Scan the records for the word "инфузий". Copy each line that includes it.

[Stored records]
⟨
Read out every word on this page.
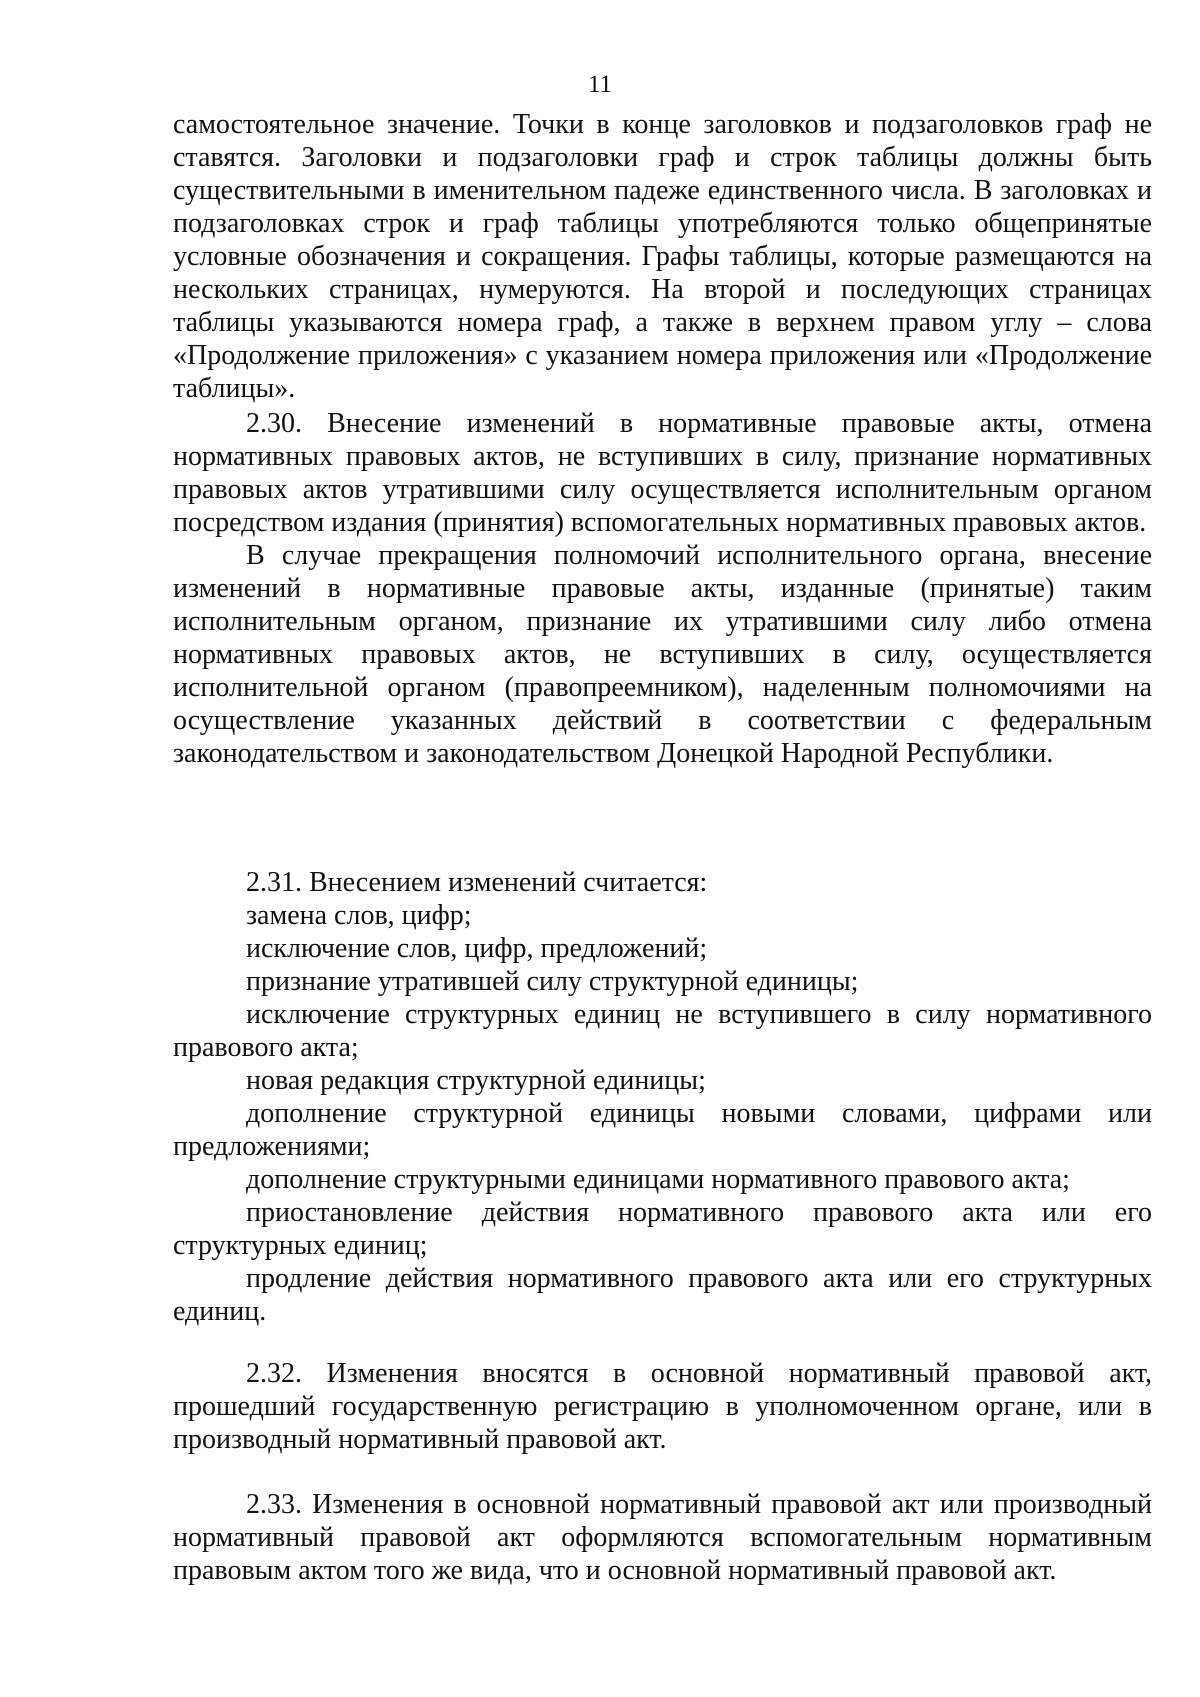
11

самостоятельное значение. Точки в конце заголовков и подзаголовков граф не ставятся. Заголовки и подзаголовки граф и строк таблицы должны быть существительными в именительном падеже единственного числа. В заголовках и подзаголовках строк и граф таблицы употребляются только общепринятые условные обозначения и сокращения. Графы таблицы, которые размещаются на нескольких страницах, нумеруются. На второй и последующих страницах таблицы указываются номера граф, а также в верхнем правом углу – слова «Продолжение приложения» с указанием номера приложения или «Продолжение таблицы».

2.30. Внесение изменений в нормативные правовые акты, отмена нормативных правовых актов, не вступивших в силу, признание нормативных правовых актов утратившими силу осуществляется исполнительным органом посредством издания (принятия) вспомогательных нормативных правовых актов.

В случае прекращения полномочий исполнительного органа, внесение изменений в нормативные правовые акты, изданные (принятые) таким исполнительным органом, признание их утратившими силу либо отмена нормативных правовых актов, не вступивших в силу, осуществляется исполнительной органом (правопреемником), наделенным полномочиями на осуществление указанных действий в соответствии с федеральным законодательством и законодательством Донецкой Народной Республики.

2.31. Внесением изменений считается:

замена слов, цифр;

исключение слов, цифр, предложений;

признание утратившей силу структурной единицы;

исключение структурных единиц не вступившего в силу нормативного правового акта;

новая редакция структурной единицы;

дополнение структурной единицы новыми словами, цифрами или предложениями;

дополнение структурными единицами нормативного правового акта;

приостановление действия нормативного правового акта или его структурных единиц;

продление действия нормативного правового акта или его структурных единиц.

2.32. Изменения вносятся в основной нормативный правовой акт, прошедший государственную регистрацию в уполномоченном органе, или в производный нормативный правовой акт.

2.33. Изменения в основной нормативный правовой акт или производный нормативный правовой акт оформляются вспомогательным нормативным правовым актом того же вида, что и основной нормативный правовой акт.
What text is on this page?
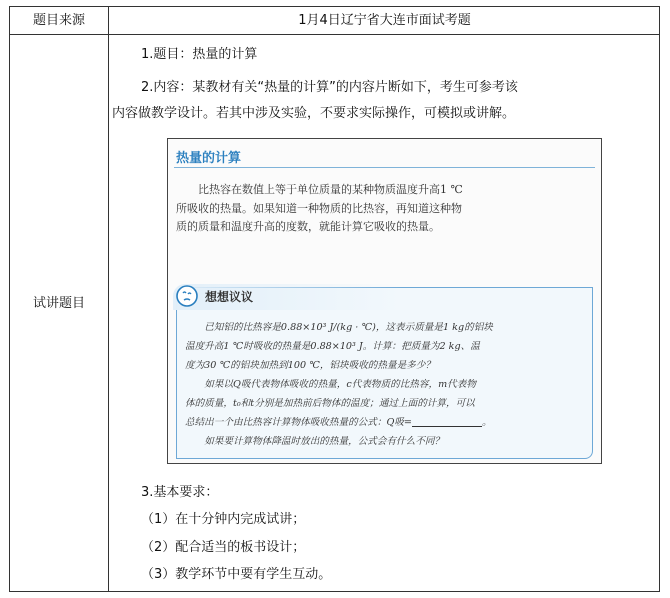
题目来源	1月4日辽宁省大连市面试考题
试讲题目
1.题目：热量的计算
2.内容：某教材有关“热量的计算”的内容片断如下，考生可参考该
内容做教学设计。若其中涉及实验，不要求实际操作，可模拟或讲解。
热量的计算
比热容在数值上等于单位质量的某种物质温度升高1 ℃所吸收的热量。如果知道一种物质的比热容，再知道这种物质的质量和温度升高的度数，就能计算它吸收的热量。
想想议议
已知铝的比热容是0.88×10³ J/(kg · ℃)，这表示质量是1 kg的铝块
温度升高1 ℃时吸收的热量是0.88×10³ J。计算：把质量为2 kg、温
度为30 ℃的铝块加热到100 ℃，铝块吸收的热量是多少？
如果以Q吸代表物体吸收的热量，c代表物质的比热容，m代表物
体的质量，t₀和t分别是加热前后物体的温度；通过上面的计算，可以
总结出一个由比热容计算物体吸收热量的公式：Q吸=	。
如果要计算物体降温时放出的热量，公式会有什么不同？
3.基本要求：
（1）在十分钟内完成试讲；
（2）配合适当的板书设计；
（3）教学环节中要有学生互动。
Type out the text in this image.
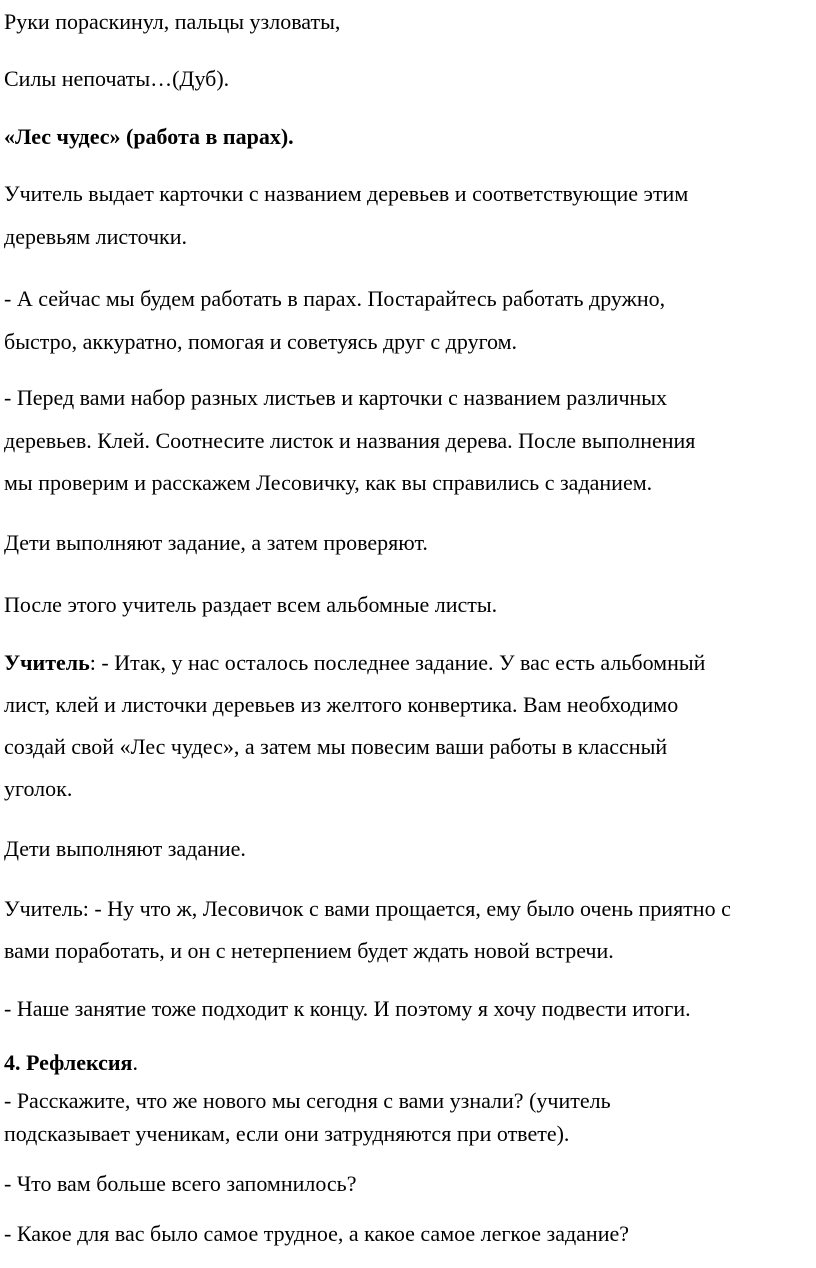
Руки пораскинул, пальцы узловаты,
Силы непочаты…(Дуб).
«Лес чудес» (работа в парах).
Учитель выдает карточки с названием деревьев и соответствующие этим
деревьям листочки.
- А сейчас мы будем работать в парах. Постарайтесь работать дружно,
быстро, аккуратно, помогая и советуясь друг с другом.
- Перед вами набор разных листьев и карточки с названием различных
деревьев. Клей. Соотнесите листок и названия дерева. После выполнения
мы проверим и расскажем Лесовичку, как вы справились с заданием.
Дети выполняют задание, а затем проверяют.
После этого учитель раздает всем альбомные листы.
Учитель: - Итак, у нас осталось последнее задание. У вас есть альбомный
лист, клей и листочки деревьев из желтого конвертика. Вам необходимо
создай свой «Лес чудес», а затем мы повесим ваши работы в классный
уголок.
Дети выполняют задание.
Учитель: - Ну что ж, Лесовичок с вами прощается, ему было очень приятно с
вами поработать, и он с нетерпением будет ждать новой встречи.
- Наше занятие тоже подходит к концу. И поэтому я хочу подвести итоги.
4. Рефлексия.
- Расскажите, что же нового мы сегодня с вами узнали? (учитель
подсказывает ученикам, если они затрудняются при ответе).
- Что вам больше всего запомнилось?
- Какое для вас было самое трудное, а какое самое легкое задание?
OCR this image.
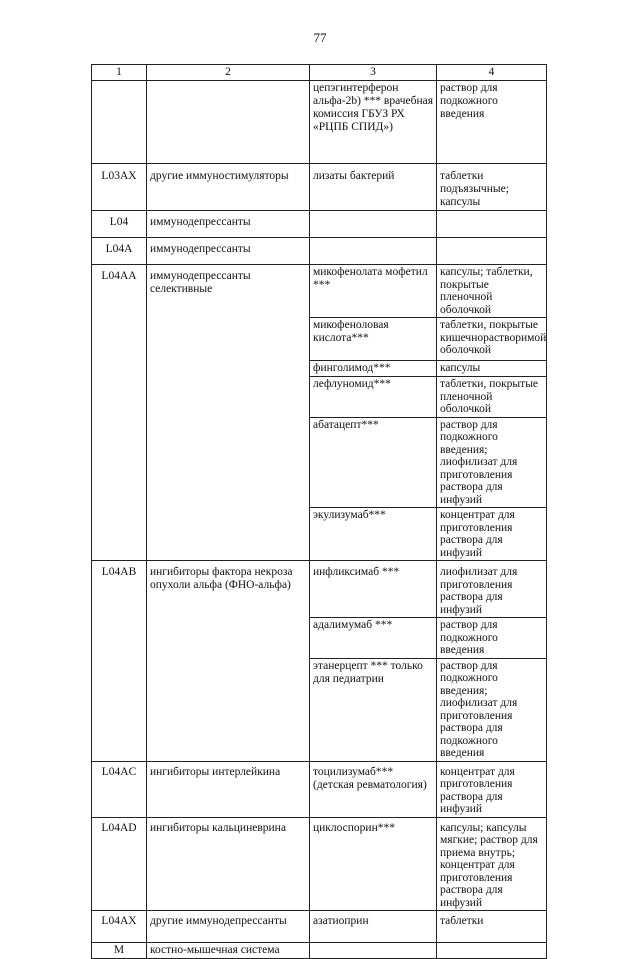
77
1	2	3	4
		цепэгинтерферон альфа-2b) *** врачебная комиссия ГБУЗ РХ «РЦПБ СПИД»)	раствор для подкожного введения
L03AX	другие иммуностимуляторы	лизаты бактерий	таблетки подъязычные; капсулы
L04	иммунодепрессанты		
L04A	иммунодепрессанты		
L04AA	иммунодепрессанты селективные	микофенолата мофетил ***	капсулы; таблетки, покрытые пленочной оболочкой
		микофеноловая кислота***	таблетки, покрытые кишечнорастворимой оболочкой
		финголимод***	капсулы
		лефлуномид***	таблетки, покрытые пленочной оболочкой
		абатацепт***	раствор для подкожного введения; лиофилизат для приготовления раствора для инфузий
		экулизумаб***	концентрат для приготовления раствора для инфузий
L04AB	ингибиторы фактора некроза опухоли альфа (ФНО-альфа)	инфликсимаб ***	лиофилизат для приготовления раствора для инфузий
		адалимумаб ***	раствор для подкожного введения
		этанерцепт *** только для педиатрии	раствор для подкожного введения; лиофилизат для приготовления раствора для подкожного введения
L04AC	ингибиторы интерлейкина	тоцилизумаб*** (детская ревматология)	концентрат для приготовления раствора для инфузий
L04AD	ингибиторы кальциневрина	циклоспорин***	капсулы; капсулы мягкие; раствор для приема внутрь; концентрат для приготовления раствора для инфузий
L04AX	другие иммунодепрессанты	азатиоприн	таблетки
M	костно-мышечная система		
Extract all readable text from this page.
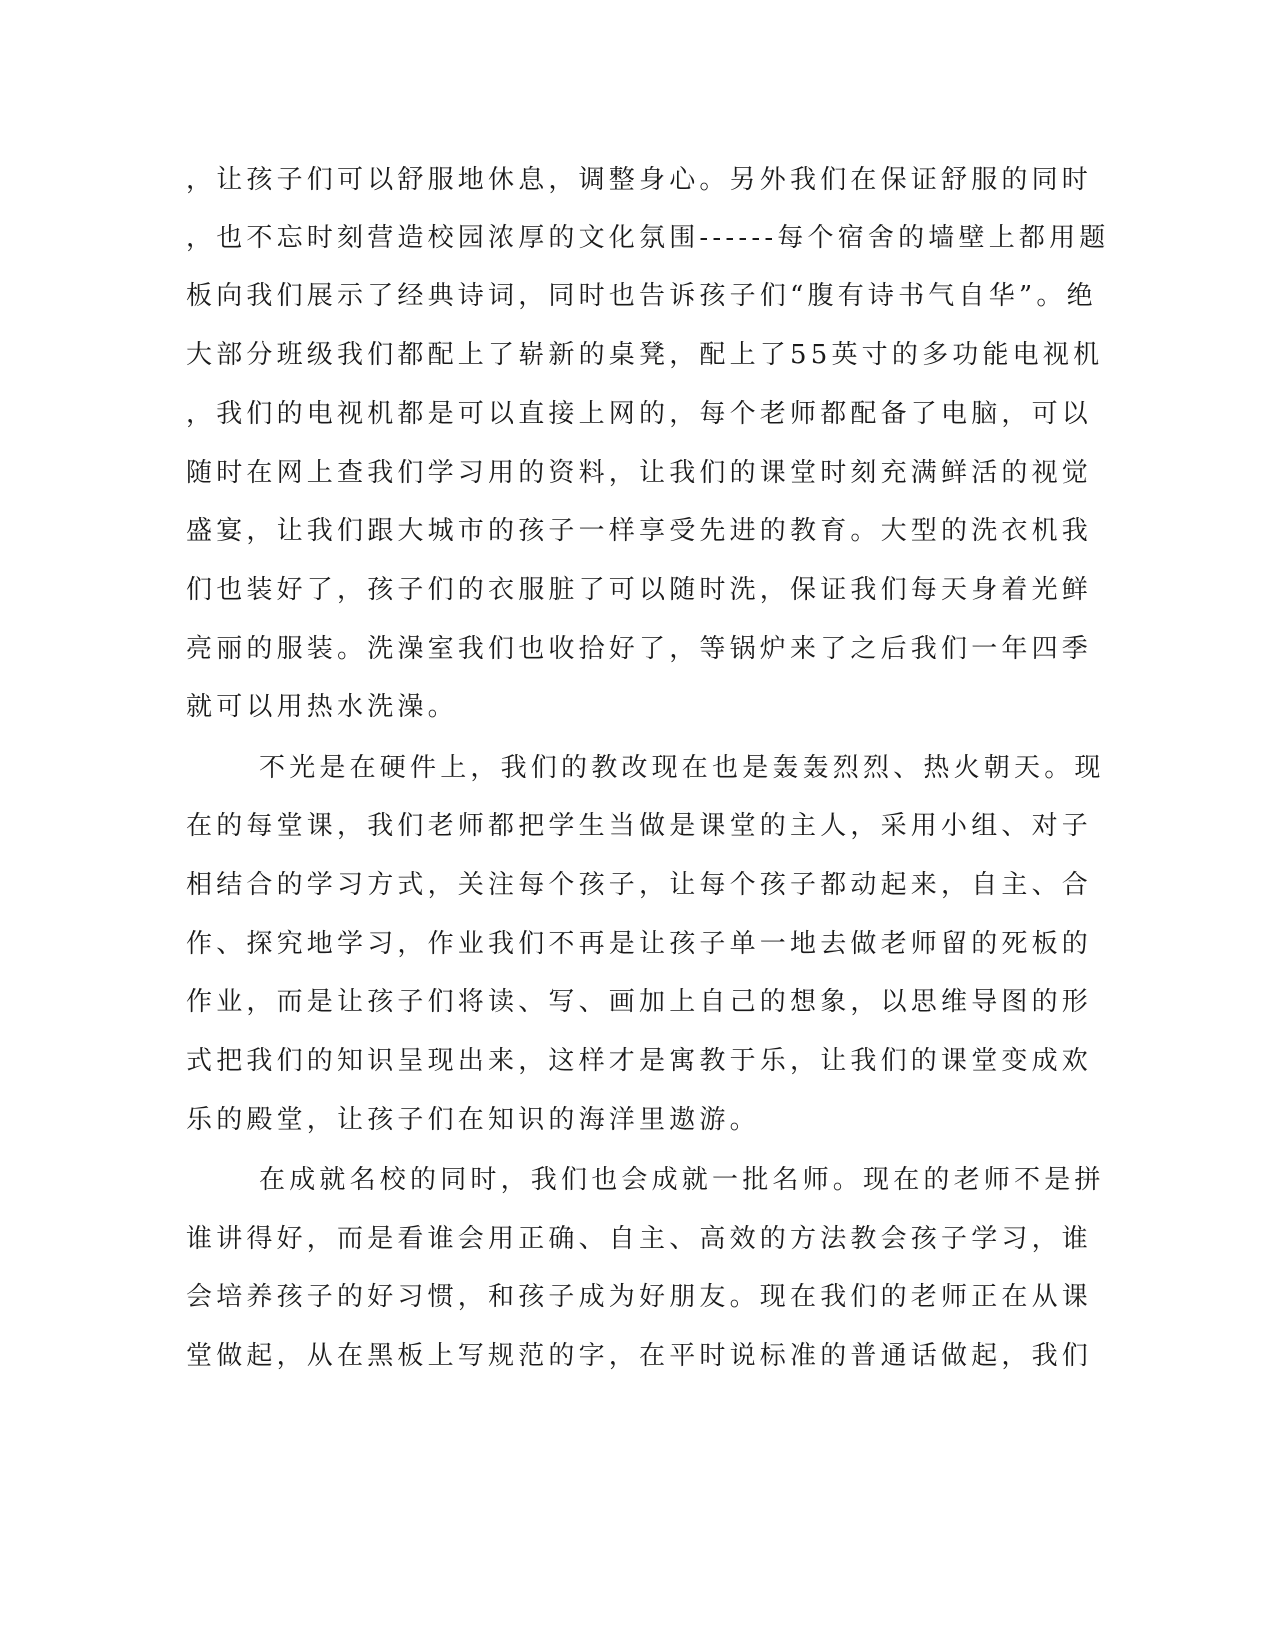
，让孩子们可以舒服地休息，调整身心。另外我们在保证舒服的同时
，也不忘时刻营造校园浓厚的文化氛围------每个宿舍的墙壁上都用题
板向我们展示了经典诗词，同时也告诉孩子们“腹有诗书气自华”。绝
大部分班级我们都配上了崭新的桌凳，配上了55英寸的多功能电视机
，我们的电视机都是可以直接上网的，每个老师都配备了电脑，可以
随时在网上查我们学习用的资料，让我们的课堂时刻充满鲜活的视觉
盛宴，让我们跟大城市的孩子一样享受先进的教育。大型的洗衣机我
们也装好了，孩子们的衣服脏了可以随时洗，保证我们每天身着光鲜
亮丽的服装。洗澡室我们也收拾好了，等锅炉来了之后我们一年四季
就可以用热水洗澡。
不光是在硬件上，我们的教改现在也是轰轰烈烈、热火朝天。现
在的每堂课，我们老师都把学生当做是课堂的主人，采用小组、对子
相结合的学习方式，关注每个孩子，让每个孩子都动起来，自主、合
作、探究地学习，作业我们不再是让孩子单一地去做老师留的死板的
作业，而是让孩子们将读、写、画加上自己的想象，以思维导图的形
式把我们的知识呈现出来，这样才是寓教于乐，让我们的课堂变成欢
乐的殿堂，让孩子们在知识的海洋里遨游。
在成就名校的同时，我们也会成就一批名师。现在的老师不是拼
谁讲得好，而是看谁会用正确、自主、高效的方法教会孩子学习，谁
会培养孩子的好习惯，和孩子成为好朋友。现在我们的老师正在从课
堂做起，从在黑板上写规范的字，在平时说标准的普通话做起，我们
⟩
> **RESPONSE TO THE EXERCISE**
		абатацепт***	раствор для подкожного введения; лиофилизат для приготовления раствора для инфузий
		экулизумаб***	концентрат для приготовления раствора для инфузий
L04AB	ингибиторы фактора некроза опухоли альфа (ФНО-альфа)	инфликсимаб ***	лиофилизат для приготовления раствора для инфузий
L04AC	ингибиторы интерлейкина	тоцилизумаб*** (детская ревматология)	концентрат для приготовления раствора для инфузий
L04AD	ингибиторы кальциневрина	циклоспорин***	капсулы; капсулы мягкие; раствор для приема внутрь; концентрат для приготовления раствора для инфузий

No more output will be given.